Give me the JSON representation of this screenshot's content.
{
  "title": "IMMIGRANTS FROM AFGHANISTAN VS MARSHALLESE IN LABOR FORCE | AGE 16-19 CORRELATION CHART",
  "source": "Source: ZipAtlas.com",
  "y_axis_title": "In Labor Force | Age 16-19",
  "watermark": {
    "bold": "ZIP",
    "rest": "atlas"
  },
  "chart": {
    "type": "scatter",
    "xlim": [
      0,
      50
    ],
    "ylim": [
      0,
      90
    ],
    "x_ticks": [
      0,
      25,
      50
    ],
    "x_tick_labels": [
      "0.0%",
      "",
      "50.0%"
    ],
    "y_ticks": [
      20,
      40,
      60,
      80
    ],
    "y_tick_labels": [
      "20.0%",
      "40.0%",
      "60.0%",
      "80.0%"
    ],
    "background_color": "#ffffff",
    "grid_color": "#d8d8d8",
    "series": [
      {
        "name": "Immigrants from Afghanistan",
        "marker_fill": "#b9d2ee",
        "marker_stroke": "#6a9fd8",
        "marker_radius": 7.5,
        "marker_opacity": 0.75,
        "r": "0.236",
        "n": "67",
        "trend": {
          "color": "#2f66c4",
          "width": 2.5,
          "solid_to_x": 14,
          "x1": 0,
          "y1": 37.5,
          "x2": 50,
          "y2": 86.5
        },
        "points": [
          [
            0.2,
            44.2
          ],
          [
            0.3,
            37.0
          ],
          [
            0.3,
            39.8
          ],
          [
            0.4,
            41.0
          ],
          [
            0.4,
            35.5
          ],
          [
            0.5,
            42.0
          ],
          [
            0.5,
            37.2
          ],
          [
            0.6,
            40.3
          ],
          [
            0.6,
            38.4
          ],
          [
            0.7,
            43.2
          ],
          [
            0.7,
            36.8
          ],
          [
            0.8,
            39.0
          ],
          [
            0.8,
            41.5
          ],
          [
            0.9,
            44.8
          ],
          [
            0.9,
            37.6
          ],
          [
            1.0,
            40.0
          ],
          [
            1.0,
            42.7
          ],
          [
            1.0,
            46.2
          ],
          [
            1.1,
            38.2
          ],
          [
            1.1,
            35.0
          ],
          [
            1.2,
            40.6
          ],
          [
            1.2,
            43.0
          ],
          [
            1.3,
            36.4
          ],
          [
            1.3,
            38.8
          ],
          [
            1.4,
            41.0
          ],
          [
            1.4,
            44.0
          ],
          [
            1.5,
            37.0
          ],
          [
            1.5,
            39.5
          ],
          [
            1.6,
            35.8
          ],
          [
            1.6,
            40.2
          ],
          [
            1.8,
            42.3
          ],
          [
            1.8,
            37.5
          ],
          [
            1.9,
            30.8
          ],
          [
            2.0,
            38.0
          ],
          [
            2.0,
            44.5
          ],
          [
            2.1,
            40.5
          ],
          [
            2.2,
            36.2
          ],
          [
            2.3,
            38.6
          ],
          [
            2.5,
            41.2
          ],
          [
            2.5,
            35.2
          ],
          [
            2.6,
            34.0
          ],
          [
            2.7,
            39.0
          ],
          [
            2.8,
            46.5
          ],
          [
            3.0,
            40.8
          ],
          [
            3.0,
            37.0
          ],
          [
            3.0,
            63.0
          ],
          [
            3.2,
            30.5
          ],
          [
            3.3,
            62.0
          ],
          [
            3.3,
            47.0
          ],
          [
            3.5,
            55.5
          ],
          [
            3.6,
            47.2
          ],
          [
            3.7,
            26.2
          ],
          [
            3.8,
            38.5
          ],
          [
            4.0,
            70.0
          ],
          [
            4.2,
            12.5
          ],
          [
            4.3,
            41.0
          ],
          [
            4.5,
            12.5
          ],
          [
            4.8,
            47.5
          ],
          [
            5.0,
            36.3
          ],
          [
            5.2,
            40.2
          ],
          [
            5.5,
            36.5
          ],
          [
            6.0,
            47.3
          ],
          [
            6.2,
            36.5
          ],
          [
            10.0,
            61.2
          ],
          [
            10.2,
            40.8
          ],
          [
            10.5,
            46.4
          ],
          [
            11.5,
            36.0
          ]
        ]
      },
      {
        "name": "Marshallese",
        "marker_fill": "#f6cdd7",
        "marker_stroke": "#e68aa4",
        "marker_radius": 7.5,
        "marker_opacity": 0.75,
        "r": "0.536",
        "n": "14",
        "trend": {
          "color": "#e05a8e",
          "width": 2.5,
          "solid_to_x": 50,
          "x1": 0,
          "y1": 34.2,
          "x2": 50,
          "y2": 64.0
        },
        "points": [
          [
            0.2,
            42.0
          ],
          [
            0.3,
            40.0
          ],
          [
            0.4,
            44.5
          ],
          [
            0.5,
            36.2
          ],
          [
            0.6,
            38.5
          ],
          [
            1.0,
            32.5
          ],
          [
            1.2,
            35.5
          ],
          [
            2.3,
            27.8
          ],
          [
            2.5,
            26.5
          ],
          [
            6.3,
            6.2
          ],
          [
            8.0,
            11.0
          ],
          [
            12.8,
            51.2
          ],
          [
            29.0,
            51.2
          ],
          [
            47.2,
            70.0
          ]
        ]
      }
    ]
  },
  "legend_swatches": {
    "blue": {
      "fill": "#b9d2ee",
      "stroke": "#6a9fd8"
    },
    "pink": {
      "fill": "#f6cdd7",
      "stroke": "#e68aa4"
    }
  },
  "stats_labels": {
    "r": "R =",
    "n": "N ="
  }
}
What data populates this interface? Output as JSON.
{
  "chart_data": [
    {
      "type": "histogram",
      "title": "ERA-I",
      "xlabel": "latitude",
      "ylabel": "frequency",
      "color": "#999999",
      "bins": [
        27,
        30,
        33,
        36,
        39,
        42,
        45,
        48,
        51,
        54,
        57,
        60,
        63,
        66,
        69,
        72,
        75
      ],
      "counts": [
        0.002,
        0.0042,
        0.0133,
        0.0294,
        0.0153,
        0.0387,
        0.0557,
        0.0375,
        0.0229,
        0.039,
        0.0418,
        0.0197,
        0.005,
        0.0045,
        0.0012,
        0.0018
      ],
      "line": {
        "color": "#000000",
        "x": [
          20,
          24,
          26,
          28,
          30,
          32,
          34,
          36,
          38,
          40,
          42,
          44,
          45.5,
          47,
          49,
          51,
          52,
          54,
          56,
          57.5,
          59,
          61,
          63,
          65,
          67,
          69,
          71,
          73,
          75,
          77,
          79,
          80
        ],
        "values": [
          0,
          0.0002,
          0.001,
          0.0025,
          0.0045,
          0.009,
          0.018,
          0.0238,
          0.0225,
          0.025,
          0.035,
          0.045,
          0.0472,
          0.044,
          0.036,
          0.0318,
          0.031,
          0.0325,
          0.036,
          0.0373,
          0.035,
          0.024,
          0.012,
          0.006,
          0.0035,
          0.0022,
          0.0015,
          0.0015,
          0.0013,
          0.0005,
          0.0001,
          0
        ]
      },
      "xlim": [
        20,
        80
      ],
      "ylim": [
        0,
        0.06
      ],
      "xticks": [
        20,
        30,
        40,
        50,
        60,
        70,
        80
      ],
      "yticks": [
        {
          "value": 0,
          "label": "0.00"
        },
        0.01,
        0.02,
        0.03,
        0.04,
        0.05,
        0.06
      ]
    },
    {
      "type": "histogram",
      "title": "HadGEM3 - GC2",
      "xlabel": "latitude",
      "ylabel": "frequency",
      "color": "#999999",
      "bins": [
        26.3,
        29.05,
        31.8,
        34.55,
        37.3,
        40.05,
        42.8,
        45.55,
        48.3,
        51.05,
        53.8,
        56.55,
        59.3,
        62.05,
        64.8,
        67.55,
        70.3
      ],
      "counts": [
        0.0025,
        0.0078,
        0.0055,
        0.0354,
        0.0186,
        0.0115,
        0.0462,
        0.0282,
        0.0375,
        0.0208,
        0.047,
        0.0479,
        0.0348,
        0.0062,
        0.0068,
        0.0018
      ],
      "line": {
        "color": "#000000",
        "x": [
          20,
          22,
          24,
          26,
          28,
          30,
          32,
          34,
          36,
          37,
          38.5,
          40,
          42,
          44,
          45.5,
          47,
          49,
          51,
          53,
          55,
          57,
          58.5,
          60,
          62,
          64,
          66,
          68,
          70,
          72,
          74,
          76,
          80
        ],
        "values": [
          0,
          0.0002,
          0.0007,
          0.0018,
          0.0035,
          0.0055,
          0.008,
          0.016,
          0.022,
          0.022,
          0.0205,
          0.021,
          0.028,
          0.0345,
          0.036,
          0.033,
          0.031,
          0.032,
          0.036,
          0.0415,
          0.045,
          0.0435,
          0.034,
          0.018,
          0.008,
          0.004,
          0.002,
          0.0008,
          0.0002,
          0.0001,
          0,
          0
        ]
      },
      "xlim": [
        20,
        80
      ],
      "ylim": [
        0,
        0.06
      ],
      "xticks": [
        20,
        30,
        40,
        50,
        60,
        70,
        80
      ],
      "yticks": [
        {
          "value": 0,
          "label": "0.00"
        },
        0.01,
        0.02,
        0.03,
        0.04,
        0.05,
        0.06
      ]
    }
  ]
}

WHAT IS ASKED |
Pick out the lines that include the word "name" and write them out.

COMPLETE OUTPUT |
        "name": "Immigrants from Afghanistan",
        "name": "Marshallese",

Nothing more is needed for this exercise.